Copy out every record below exactly as written, but leave out any pictures.

■ **Provided data**
.....

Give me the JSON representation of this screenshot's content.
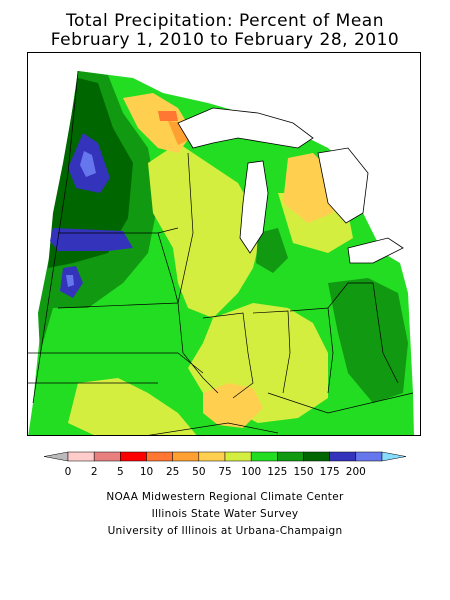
{
  "title_line1": "Total Precipitation: Percent of Mean",
  "title_line2": "February 1, 2010 to February 28, 2010",
  "legend": {
    "labels": [
      "0",
      "2",
      "5",
      "10",
      "25",
      "50",
      "75",
      "100",
      "125",
      "150",
      "175",
      "200"
    ],
    "colors": [
      "#ffcccc",
      "#e88080",
      "#ff0000",
      "#ff7733",
      "#ffa033",
      "#ffd050",
      "#d4ee40",
      "#22dd22",
      "#119911",
      "#006600",
      "#3333bb",
      "#6677ee"
    ],
    "under_color": "#bbbbbb",
    "over_color": "#88ddff"
  },
  "credits": [
    "NOAA Midwestern Regional Climate Center",
    "Illinois State Water Survey",
    "University of Illinois at Urbana-Champaign"
  ],
  "map_colors": {
    "pct_75_100": "#d4ee40",
    "pct_100_125": "#22dd22",
    "pct_125_150": "#119911",
    "pct_150_175": "#006600",
    "pct_175_200": "#3333bb",
    "pct_200_plus": "#6677ee",
    "pct_50_75": "#ffd050",
    "pct_25_50": "#ffa033",
    "pct_10_25": "#ff7733",
    "water": "#ffffff",
    "boundary": "#000000"
  }
}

.....

■ **Worked solution**
Give me the JSON representation of this screenshot's content.
{
  "title_line1": "Total Precipitation: Percent of Mean",
  "title_line2": "February 1, 2010 to February 28, 2010",
  "legend": {
    "labels": [
      "0",
      "2",
      "5",
      "10",
      "25",
      "50",
      "75",
      "100",
      "125",
      "150",
      "175",
      "200"
    ],
    "colors": [
      "#ffcccc",
      "#e88080",
      "#ff0000",
      "#ff7733",
      "#ffa033",
      "#ffd050",
      "#d4ee40",
      "#22dd22",
      "#119911",
      "#006600",
      "#3333bb",
      "#6677ee"
    ],
    "under_color": "#bbbbbb",
    "over_color": "#88ddff"
  },
  "credits": [
    "NOAA Midwestern Regional Climate Center",
    "Illinois State Water Survey",
    "University of Illinois at Urbana-Champaign"
  ],
  "map_colors": {
    "pct_75_100": "#d4ee40",
    "pct_100_125": "#22dd22",
    "pct_125_150": "#119911",
    "pct_150_175": "#006600",
    "pct_175_200": "#3333bb",
    "pct_200_plus": "#6677ee",
    "pct_50_75": "#ffd050",
    "pct_25_50": "#ffa033",
    "pct_10_25": "#ff7733",
    "water": "#ffffff",
    "boundary": "#000000"
  }
}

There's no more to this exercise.